### Exercise
Among the lines below, count those containing the word "this". Give the number only.
[START OF Listed records]
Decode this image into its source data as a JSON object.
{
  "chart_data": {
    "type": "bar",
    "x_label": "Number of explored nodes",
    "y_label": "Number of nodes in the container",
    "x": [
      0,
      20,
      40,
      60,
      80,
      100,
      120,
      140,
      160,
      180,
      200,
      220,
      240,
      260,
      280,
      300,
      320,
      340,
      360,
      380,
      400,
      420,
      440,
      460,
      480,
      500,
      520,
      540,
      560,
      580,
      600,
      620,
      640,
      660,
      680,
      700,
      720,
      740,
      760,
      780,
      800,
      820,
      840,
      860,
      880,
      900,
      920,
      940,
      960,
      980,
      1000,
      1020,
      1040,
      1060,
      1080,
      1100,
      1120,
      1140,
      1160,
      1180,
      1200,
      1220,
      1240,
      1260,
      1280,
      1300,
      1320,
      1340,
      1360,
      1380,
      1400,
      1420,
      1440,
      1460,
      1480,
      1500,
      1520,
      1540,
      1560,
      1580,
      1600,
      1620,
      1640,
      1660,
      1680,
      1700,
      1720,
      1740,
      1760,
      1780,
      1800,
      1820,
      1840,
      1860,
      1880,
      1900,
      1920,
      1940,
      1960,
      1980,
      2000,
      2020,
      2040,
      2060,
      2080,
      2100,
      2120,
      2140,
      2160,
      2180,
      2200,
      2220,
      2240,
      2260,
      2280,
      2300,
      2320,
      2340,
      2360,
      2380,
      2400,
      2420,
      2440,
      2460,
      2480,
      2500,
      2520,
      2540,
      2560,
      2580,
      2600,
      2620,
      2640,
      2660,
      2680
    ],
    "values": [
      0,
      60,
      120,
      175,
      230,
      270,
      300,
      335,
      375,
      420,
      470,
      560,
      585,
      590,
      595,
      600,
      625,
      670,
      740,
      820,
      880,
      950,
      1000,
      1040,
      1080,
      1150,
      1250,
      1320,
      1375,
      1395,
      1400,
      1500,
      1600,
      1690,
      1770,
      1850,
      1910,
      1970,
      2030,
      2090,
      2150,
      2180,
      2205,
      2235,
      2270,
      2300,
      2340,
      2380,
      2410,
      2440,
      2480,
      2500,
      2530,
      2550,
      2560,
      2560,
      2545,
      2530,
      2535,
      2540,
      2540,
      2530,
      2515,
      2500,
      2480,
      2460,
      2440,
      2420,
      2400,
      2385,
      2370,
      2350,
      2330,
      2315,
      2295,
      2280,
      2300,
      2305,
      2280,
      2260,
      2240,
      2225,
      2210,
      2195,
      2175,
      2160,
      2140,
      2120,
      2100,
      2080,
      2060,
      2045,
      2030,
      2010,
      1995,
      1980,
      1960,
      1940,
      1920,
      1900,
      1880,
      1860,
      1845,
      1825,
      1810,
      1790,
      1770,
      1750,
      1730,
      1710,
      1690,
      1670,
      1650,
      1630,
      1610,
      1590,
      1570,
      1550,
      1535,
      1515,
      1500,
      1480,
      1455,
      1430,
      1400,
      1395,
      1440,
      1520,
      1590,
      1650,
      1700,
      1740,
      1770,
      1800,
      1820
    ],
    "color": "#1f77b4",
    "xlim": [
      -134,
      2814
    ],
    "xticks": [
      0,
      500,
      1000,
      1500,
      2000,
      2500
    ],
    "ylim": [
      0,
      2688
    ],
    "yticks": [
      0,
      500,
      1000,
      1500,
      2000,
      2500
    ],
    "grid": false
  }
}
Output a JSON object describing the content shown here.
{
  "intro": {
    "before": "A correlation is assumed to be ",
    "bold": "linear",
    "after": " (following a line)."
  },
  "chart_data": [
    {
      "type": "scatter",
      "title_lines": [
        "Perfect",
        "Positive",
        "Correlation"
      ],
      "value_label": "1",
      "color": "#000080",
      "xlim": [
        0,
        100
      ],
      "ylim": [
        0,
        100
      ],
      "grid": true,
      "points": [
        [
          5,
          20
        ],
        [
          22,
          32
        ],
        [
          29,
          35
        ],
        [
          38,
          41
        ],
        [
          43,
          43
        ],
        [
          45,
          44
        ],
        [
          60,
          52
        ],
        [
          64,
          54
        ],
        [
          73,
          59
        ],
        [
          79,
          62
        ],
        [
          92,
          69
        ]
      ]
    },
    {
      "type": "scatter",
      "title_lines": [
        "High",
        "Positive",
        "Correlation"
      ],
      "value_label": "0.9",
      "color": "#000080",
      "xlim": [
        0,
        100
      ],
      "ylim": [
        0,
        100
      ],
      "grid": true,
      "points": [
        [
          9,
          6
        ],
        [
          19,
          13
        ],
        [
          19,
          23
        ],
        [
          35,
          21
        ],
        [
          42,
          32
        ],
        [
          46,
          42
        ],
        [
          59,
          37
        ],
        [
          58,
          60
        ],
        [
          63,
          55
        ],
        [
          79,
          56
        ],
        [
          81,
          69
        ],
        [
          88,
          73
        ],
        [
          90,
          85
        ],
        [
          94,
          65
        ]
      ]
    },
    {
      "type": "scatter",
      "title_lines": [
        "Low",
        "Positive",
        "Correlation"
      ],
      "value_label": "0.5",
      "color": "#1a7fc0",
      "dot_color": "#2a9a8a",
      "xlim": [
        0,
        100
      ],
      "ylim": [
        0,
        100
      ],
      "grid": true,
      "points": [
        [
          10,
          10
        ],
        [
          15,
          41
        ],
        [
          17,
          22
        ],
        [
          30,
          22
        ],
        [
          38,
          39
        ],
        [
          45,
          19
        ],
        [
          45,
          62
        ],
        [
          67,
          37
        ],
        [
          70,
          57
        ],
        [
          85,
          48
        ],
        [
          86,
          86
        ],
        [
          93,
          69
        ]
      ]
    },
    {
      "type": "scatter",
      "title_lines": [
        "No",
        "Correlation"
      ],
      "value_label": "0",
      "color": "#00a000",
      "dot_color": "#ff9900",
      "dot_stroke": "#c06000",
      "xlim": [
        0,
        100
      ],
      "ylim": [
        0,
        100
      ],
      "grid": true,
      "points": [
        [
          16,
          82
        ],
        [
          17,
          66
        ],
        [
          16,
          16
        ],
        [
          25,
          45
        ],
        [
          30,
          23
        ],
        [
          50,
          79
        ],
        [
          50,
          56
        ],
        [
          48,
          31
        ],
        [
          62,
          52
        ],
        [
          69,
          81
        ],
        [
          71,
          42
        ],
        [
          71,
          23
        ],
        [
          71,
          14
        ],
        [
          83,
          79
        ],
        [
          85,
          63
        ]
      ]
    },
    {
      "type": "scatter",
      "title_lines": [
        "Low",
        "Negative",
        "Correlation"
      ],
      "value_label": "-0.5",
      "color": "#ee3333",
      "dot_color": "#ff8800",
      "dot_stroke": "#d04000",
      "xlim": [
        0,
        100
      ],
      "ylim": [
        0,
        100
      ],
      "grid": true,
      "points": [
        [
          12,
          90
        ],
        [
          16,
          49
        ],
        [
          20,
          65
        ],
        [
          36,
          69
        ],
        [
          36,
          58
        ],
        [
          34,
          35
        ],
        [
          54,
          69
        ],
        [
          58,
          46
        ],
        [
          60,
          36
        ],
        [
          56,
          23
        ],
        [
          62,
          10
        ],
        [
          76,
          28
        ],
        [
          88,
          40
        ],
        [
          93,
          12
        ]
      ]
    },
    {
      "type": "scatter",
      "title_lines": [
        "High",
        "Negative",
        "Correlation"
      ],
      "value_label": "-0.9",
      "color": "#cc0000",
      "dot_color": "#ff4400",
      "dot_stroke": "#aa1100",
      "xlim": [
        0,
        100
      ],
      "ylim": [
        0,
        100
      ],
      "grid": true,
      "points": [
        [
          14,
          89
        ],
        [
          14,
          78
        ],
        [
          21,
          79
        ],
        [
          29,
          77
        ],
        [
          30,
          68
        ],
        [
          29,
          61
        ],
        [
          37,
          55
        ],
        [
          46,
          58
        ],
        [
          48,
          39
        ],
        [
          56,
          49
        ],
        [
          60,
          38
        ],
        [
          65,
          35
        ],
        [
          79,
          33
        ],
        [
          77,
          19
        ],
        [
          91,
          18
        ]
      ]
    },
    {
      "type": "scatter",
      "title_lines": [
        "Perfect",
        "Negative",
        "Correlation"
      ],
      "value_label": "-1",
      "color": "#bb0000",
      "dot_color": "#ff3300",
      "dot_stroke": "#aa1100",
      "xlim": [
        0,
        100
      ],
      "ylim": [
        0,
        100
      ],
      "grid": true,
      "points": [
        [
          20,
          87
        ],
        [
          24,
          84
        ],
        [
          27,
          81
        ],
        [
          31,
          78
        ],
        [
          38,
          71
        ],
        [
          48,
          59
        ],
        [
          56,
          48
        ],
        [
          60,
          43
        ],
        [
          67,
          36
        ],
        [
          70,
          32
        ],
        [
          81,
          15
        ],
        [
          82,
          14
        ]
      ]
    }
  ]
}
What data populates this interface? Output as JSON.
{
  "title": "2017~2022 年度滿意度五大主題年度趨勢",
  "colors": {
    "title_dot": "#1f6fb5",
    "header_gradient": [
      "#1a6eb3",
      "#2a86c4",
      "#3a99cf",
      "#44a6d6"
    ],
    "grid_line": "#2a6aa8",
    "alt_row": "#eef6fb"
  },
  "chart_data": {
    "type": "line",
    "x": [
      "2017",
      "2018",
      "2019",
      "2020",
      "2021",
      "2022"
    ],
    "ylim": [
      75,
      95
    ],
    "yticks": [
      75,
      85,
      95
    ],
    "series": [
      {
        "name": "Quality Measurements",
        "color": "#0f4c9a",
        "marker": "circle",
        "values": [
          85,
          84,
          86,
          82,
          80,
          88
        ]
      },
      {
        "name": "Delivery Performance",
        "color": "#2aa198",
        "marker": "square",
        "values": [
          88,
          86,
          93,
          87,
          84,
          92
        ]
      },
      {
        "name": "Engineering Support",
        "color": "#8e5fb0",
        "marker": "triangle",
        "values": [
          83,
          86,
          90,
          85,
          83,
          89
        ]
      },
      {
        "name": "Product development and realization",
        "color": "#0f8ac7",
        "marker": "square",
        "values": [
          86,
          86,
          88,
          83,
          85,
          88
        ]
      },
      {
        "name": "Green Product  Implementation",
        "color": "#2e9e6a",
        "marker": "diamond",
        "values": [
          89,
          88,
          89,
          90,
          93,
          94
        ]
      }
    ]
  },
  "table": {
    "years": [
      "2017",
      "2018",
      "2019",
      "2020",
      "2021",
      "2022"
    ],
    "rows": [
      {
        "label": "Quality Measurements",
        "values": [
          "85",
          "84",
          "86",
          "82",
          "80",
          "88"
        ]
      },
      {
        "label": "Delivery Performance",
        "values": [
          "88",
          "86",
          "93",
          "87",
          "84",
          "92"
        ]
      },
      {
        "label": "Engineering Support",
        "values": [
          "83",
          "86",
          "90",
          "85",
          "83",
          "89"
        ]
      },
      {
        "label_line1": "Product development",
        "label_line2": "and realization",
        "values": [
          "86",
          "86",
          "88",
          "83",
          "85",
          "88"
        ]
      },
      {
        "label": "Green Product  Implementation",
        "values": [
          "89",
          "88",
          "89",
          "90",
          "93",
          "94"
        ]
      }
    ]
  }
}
[END OF Listed records]
### Exercise answer
2